Collection entries:
• • • • • • •
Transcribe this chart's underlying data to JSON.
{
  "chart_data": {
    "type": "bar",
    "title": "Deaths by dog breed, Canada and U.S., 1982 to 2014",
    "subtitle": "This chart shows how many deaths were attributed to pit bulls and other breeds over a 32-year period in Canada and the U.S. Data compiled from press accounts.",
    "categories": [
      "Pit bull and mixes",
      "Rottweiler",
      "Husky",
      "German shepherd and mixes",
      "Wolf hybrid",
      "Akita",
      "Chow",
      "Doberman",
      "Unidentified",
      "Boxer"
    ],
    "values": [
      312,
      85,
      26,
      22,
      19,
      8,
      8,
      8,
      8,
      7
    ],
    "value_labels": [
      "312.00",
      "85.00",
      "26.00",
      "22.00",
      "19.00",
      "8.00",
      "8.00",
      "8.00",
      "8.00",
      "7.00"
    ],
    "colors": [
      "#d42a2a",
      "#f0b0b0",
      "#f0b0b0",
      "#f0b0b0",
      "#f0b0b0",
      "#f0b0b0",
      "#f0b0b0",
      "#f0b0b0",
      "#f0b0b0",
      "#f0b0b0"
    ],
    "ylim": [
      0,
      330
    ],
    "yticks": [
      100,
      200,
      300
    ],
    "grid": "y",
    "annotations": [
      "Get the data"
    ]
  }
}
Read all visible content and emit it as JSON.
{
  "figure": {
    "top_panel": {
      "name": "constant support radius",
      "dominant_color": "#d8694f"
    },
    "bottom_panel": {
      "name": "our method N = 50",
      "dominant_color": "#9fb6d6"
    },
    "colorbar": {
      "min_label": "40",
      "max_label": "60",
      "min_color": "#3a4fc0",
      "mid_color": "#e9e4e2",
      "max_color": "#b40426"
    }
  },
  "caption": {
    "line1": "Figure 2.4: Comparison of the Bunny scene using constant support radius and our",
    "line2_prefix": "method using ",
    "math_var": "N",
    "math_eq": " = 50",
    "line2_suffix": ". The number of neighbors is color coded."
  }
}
• • • • • • •
● Requirements:
Print the material verbatim, all of it.

● Final result:
Transcribe this chart's underlying data to JSON.
{
  "chart_data": {
    "type": "bar",
    "title": "Deaths by dog breed, Canada and U.S., 1982 to 2014",
    "subtitle": "This chart shows how many deaths were attributed to pit bulls and other breeds over a 32-year period in Canada and the U.S. Data compiled from press accounts.",
    "categories": [
      "Pit bull and mixes",
      "Rottweiler",
      "Husky",
      "German shepherd and mixes",
      "Wolf hybrid",
      "Akita",
      "Chow",
      "Doberman",
      "Unidentified",
      "Boxer"
    ],
    "values": [
      312,
      85,
      26,
      22,
      19,
      8,
      8,
      8,
      8,
      7
    ],
    "value_labels": [
      "312.00",
      "85.00",
      "26.00",
      "22.00",
      "19.00",
      "8.00",
      "8.00",
      "8.00",
      "8.00",
      "7.00"
    ],
    "colors": [
      "#d42a2a",
      "#f0b0b0",
      "#f0b0b0",
      "#f0b0b0",
      "#f0b0b0",
      "#f0b0b0",
      "#f0b0b0",
      "#f0b0b0",
      "#f0b0b0",
      "#f0b0b0"
    ],
    "ylim": [
      0,
      330
    ],
    "yticks": [
      100,
      200,
      300
    ],
    "grid": "y",
    "annotations": [
      "Get the data"
    ]
  }
}
Read all visible content and emit it as JSON.
{
  "figure": {
    "top_panel": {
      "name": "constant support radius",
      "dominant_color": "#d8694f"
    },
    "bottom_panel": {
      "name": "our method N = 50",
      "dominant_color": "#9fb6d6"
    },
    "colorbar": {
      "min_label": "40",
      "max_label": "60",
      "min_color": "#3a4fc0",
      "mid_color": "#e9e4e2",
      "max_color": "#b40426"
    }
  },
  "caption": {
    "line1": "Figure 2.4: Comparison of the Bunny scene using constant support radius and our",
    "line2_prefix": "method using ",
    "math_var": "N",
    "math_eq": " = 50",
    "line2_suffix": ". The number of neighbors is color coded."
  }
}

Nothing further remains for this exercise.